Figure record listings
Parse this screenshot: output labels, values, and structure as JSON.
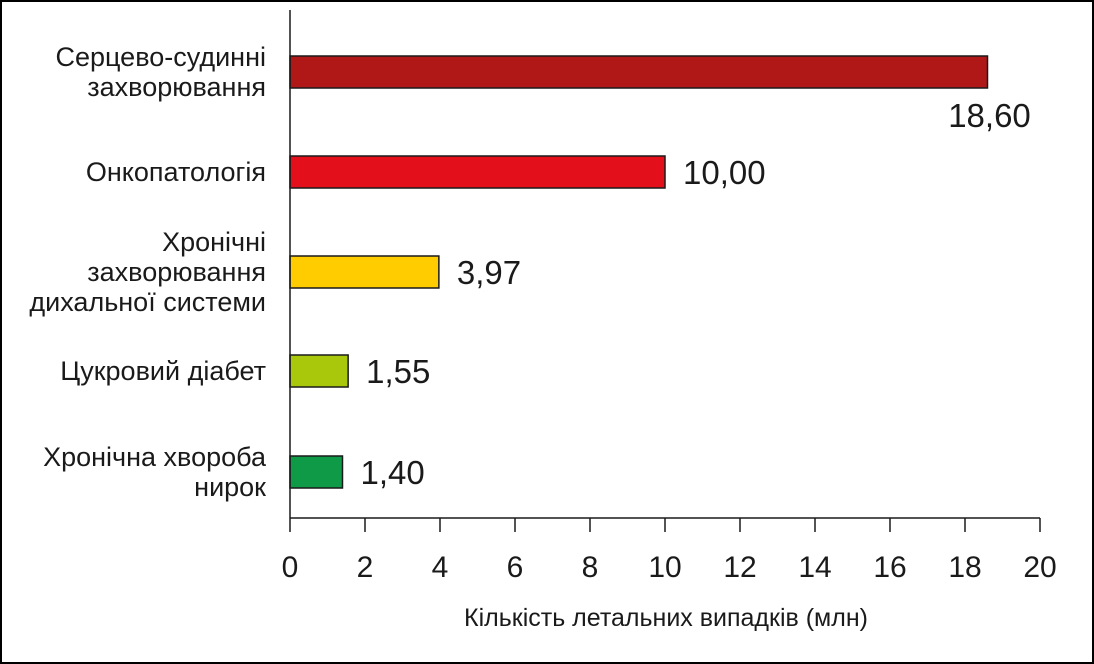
{
  "chart_data": {
    "type": "bar",
    "orientation": "horizontal",
    "categories": [
      [
        "Серцево-судинні",
        "захворювання"
      ],
      [
        "Онкопатологія"
      ],
      [
        "Хронічні",
        "захворювання",
        "дихальної системи"
      ],
      [
        "Цукровий діабет"
      ],
      [
        "Хронічна хвороба",
        "нирок"
      ]
    ],
    "values": [
      18.6,
      10.0,
      3.97,
      1.55,
      1.4
    ],
    "value_labels": [
      "18,60",
      "10,00",
      "3,97",
      "1,55",
      "1,40"
    ],
    "colors": [
      "#b01818",
      "#e3101c",
      "#ffcc00",
      "#a9c80c",
      "#0f9a48"
    ],
    "xlabel": "Кількість летальних випадків (млн)",
    "xlim": [
      0,
      20
    ],
    "xticks": [
      0,
      2,
      4,
      6,
      8,
      10,
      12,
      14,
      16,
      18,
      20
    ],
    "grid": false,
    "legend": "none"
  }
}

▶ _SET PROBLEM_: The material above must be printed exactly, with its pictures left out.

▶ _EXERCISE OUTPUT_:
Parse this screenshot: output labels, values, and structure as JSON.
{
  "chart_data": {
    "type": "bar",
    "orientation": "horizontal",
    "categories": [
      [
        "Серцево-судинні",
        "захворювання"
      ],
      [
        "Онкопатологія"
      ],
      [
        "Хронічні",
        "захворювання",
        "дихальної системи"
      ],
      [
        "Цукровий діабет"
      ],
      [
        "Хронічна хвороба",
        "нирок"
      ]
    ],
    "values": [
      18.6,
      10.0,
      3.97,
      1.55,
      1.4
    ],
    "value_labels": [
      "18,60",
      "10,00",
      "3,97",
      "1,55",
      "1,40"
    ],
    "colors": [
      "#b01818",
      "#e3101c",
      "#ffcc00",
      "#a9c80c",
      "#0f9a48"
    ],
    "xlabel": "Кількість летальних випадків (млн)",
    "xlim": [
      0,
      20
    ],
    "xticks": [
      0,
      2,
      4,
      6,
      8,
      10,
      12,
      14,
      16,
      18,
      20
    ],
    "grid": false,
    "legend": "none"
  }
}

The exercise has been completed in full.